Work to be completed. Search the data below for "Cámara"; list each line that holds it.

Material for the task.

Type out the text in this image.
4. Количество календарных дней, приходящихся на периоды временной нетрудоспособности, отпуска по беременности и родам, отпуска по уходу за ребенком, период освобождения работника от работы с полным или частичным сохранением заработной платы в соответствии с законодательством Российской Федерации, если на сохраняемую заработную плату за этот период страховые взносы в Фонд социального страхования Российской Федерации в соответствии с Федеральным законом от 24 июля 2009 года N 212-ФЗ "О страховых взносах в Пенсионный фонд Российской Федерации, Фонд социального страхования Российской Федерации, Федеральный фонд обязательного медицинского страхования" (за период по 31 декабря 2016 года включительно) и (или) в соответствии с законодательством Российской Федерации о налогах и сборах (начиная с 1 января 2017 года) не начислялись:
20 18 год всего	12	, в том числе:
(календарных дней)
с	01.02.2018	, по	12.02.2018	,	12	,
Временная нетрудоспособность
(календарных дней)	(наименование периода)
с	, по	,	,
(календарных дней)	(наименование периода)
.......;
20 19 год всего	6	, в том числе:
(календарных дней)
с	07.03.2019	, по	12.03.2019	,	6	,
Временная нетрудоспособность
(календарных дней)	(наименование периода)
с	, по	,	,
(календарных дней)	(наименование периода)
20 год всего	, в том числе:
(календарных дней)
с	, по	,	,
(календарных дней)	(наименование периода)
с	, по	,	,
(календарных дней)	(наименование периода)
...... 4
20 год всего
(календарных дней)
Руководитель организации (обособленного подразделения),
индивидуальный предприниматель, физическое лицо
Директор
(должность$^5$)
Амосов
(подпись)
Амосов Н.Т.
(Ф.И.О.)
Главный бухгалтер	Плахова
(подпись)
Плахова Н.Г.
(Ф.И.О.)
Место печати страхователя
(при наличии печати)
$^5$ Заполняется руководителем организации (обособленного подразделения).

---

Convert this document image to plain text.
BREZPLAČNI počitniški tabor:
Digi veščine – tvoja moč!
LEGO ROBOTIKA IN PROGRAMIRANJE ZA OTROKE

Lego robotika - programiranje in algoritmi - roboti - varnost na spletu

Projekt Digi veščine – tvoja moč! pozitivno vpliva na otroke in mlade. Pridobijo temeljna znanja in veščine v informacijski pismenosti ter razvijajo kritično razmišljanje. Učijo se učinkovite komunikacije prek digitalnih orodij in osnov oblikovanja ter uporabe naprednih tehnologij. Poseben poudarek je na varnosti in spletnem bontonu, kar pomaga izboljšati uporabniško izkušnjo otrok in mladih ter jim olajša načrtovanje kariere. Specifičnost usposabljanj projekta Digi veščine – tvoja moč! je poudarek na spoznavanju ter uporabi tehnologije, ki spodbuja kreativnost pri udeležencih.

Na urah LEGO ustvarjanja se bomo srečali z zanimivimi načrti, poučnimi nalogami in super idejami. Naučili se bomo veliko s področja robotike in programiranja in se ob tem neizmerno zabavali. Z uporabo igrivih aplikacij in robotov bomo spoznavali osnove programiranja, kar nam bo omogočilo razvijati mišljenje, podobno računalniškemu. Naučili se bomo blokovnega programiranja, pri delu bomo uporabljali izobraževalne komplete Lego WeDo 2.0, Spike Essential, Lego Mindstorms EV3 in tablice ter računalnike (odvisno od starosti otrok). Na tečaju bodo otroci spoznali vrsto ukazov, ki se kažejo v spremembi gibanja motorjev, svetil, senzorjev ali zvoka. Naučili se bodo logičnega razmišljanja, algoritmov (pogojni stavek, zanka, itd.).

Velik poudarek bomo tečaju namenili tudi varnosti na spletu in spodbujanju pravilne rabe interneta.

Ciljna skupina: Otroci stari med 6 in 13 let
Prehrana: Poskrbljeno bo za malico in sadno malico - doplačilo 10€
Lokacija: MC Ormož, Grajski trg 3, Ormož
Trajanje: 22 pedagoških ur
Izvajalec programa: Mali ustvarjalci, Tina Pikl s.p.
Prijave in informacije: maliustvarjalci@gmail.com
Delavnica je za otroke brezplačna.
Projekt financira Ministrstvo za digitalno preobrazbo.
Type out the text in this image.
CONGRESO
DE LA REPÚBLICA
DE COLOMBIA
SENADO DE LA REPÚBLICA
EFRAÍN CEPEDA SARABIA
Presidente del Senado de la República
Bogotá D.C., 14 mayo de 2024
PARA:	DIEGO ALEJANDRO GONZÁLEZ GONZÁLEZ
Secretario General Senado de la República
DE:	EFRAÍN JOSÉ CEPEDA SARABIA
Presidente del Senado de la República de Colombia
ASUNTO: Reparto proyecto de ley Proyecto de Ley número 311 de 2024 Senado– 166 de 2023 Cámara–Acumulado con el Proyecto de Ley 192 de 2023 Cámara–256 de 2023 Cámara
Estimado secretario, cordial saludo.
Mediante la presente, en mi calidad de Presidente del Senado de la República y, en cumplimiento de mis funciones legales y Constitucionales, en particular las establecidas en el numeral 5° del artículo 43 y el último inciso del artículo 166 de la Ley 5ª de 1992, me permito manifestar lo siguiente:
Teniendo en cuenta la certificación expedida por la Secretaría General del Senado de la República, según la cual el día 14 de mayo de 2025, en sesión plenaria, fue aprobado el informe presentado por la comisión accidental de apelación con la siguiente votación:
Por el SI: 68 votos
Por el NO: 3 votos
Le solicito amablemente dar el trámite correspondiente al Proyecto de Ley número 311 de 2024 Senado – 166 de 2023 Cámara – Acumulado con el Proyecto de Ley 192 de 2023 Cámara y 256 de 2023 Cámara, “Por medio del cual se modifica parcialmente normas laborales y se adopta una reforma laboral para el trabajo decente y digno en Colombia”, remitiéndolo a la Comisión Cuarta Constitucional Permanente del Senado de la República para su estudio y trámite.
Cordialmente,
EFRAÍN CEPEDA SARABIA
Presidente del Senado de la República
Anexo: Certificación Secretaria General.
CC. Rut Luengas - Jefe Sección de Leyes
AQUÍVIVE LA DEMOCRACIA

Written answer.
ASUNTO: Reparto proyecto de ley Proyecto de Ley número 311 de 2024 Senado– 166 de 2023 Cámara–Acumulado con el Proyecto de Ley 192 de 2023 Cámara–256 de 2023 Cámara
Le solicito amablemente dar el trámite correspondiente al Proyecto de Ley número 311 de 2024 Senado – 166 de 2023 Cámara – Acumulado con el Proyecto de Ley 192 de 2023 Cámara y 256 de 2023 Cámara, “Por medio del cual se modifica parcialmente normas laborales y se adopta una reforma laboral para el trabajo decente y digno en Colombia”, remitiéndolo a la Comisión Cuarta Constitucional Permanente del Senado de la República para su estudio y trámite.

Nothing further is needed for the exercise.